## YOUR TASK
Work out how many lines in the entries below include the word "JSON". Give nothing but the number.

Records from a collection:
[Start of Attachment]

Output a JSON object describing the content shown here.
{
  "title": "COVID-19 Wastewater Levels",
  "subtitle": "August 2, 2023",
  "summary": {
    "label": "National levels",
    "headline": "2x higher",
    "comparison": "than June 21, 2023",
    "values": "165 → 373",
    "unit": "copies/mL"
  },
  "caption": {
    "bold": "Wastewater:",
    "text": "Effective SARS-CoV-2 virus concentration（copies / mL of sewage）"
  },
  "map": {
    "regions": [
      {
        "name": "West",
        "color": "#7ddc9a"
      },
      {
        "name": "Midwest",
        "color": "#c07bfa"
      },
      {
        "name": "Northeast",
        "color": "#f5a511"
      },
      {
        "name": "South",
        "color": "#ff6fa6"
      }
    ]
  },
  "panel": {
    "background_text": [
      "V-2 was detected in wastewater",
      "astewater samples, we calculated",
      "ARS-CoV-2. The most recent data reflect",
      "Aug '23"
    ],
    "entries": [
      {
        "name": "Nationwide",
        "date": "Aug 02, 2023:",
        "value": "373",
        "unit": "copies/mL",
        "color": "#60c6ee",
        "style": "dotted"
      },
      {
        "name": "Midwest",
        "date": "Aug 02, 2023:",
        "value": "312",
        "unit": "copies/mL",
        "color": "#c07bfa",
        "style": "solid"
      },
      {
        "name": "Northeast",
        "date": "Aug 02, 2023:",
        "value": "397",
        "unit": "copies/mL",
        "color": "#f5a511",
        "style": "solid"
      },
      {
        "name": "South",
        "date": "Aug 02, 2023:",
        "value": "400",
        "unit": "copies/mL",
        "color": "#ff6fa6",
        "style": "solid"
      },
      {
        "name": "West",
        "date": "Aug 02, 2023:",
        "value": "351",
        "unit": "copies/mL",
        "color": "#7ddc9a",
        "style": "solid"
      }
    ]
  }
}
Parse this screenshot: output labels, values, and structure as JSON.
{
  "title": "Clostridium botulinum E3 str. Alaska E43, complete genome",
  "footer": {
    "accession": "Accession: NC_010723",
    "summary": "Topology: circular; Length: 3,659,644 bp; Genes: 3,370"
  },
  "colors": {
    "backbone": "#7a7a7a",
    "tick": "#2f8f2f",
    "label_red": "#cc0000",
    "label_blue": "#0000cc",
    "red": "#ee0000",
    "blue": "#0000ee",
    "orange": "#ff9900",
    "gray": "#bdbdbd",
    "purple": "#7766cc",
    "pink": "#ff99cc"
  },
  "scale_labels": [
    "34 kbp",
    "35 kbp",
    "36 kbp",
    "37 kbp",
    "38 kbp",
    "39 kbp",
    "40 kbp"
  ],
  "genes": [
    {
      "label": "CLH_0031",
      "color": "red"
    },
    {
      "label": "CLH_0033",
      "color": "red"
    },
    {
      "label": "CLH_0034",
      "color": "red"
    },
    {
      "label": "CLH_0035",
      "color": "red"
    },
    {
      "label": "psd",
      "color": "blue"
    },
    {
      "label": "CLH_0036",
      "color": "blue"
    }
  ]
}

[End of Attachment]
[Start of Attachment]

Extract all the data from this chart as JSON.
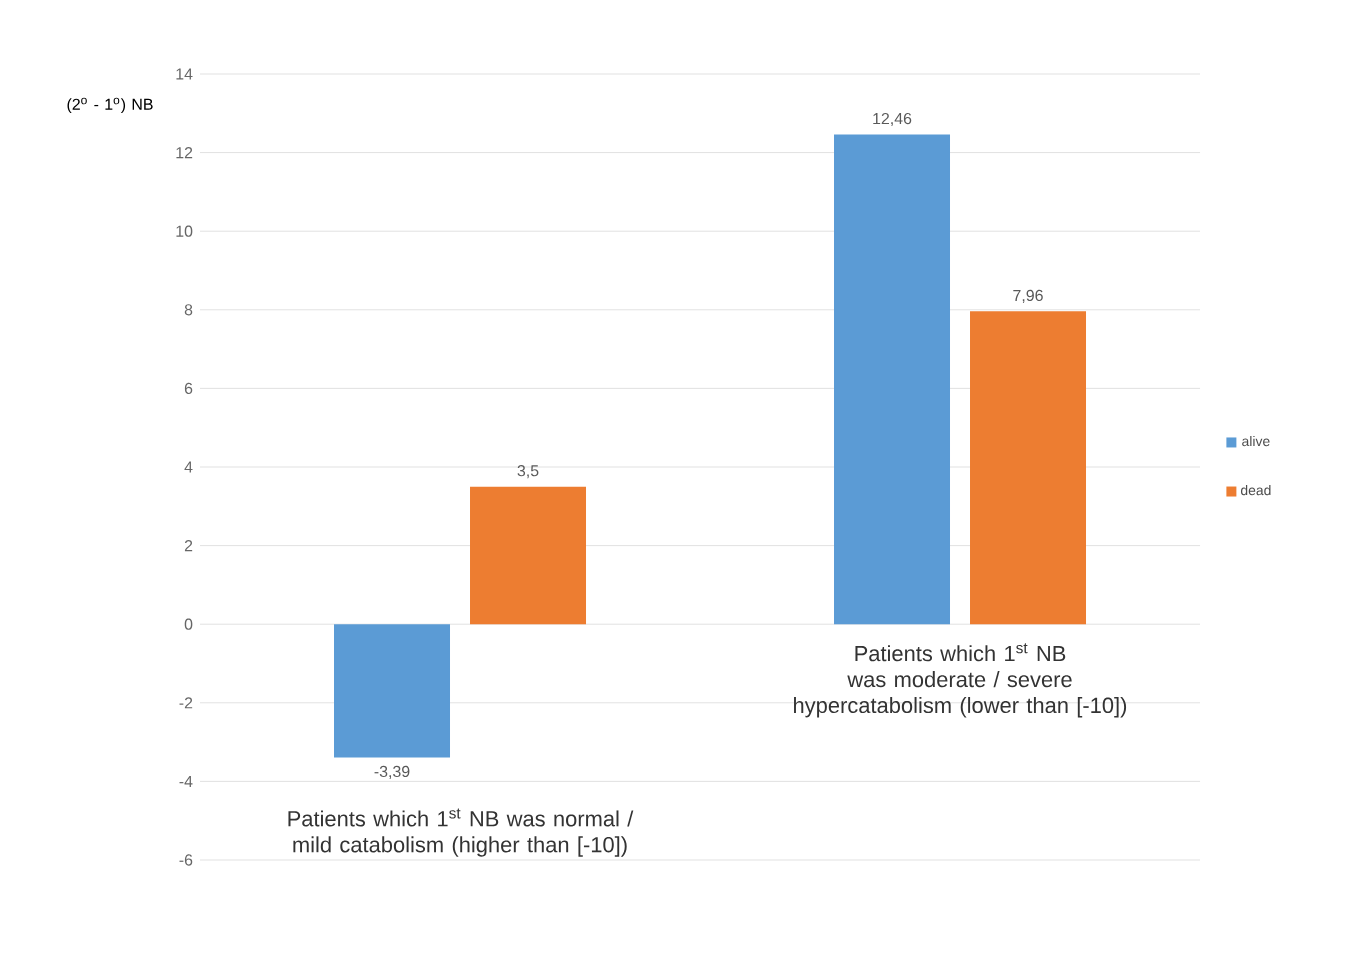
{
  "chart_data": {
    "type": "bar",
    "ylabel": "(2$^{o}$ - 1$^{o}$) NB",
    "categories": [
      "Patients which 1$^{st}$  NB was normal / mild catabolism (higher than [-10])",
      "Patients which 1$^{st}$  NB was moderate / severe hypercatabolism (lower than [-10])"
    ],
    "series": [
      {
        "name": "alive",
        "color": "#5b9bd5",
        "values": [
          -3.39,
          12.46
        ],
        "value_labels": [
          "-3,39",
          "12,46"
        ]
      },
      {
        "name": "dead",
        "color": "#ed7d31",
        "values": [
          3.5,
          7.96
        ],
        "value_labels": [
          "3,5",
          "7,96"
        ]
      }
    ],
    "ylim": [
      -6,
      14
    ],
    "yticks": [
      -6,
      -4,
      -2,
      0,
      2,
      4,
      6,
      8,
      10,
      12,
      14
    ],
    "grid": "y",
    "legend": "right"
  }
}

[End of Attachment]
[Start of Attachment]

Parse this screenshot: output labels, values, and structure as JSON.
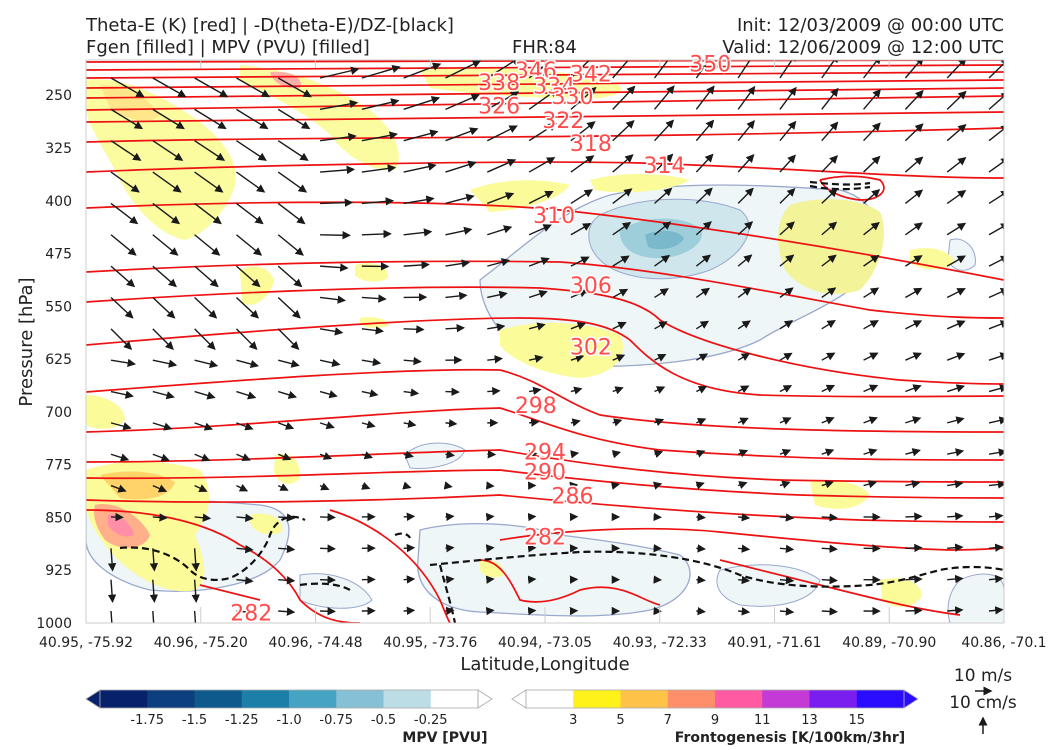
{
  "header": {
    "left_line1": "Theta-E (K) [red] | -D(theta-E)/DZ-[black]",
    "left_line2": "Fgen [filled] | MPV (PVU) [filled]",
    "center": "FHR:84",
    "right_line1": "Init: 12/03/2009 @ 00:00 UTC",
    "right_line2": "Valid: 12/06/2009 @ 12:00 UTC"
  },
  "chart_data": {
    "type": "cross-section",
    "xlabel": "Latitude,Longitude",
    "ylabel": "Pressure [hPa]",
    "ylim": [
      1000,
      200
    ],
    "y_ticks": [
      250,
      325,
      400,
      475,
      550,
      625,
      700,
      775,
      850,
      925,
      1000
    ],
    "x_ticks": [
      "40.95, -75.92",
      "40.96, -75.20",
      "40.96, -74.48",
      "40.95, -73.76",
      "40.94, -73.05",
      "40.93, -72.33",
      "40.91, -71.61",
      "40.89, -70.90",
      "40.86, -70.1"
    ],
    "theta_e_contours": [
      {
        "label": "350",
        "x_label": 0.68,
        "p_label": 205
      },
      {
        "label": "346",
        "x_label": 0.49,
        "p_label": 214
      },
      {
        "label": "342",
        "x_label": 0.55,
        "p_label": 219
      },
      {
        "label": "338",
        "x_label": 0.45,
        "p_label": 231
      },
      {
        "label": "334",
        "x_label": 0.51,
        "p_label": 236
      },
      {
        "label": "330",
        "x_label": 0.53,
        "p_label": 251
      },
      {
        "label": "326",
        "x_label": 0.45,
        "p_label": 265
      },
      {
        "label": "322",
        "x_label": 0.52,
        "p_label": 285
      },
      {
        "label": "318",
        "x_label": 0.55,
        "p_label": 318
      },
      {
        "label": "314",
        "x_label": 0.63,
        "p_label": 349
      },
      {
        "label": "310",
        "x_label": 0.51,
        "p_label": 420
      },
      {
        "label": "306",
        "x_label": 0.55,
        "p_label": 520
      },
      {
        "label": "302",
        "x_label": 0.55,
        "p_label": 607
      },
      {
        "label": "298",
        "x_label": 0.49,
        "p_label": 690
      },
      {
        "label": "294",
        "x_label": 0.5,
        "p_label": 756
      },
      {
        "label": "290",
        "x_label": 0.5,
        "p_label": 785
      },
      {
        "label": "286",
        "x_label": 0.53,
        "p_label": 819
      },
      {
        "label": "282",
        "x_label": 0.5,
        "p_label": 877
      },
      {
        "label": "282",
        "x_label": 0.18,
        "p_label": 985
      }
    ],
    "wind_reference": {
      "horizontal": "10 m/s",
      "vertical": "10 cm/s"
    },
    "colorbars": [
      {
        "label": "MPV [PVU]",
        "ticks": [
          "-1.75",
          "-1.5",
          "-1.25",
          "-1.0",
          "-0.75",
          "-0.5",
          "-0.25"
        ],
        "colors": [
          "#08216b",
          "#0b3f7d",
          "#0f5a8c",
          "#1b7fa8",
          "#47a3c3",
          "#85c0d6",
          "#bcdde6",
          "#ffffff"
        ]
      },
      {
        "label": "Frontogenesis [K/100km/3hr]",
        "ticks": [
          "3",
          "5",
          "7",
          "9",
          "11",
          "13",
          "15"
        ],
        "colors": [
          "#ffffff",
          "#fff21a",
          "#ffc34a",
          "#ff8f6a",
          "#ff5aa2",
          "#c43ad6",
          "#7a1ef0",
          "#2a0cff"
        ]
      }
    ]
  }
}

[End of Attachment]

## EXPECTED OUTPUT
4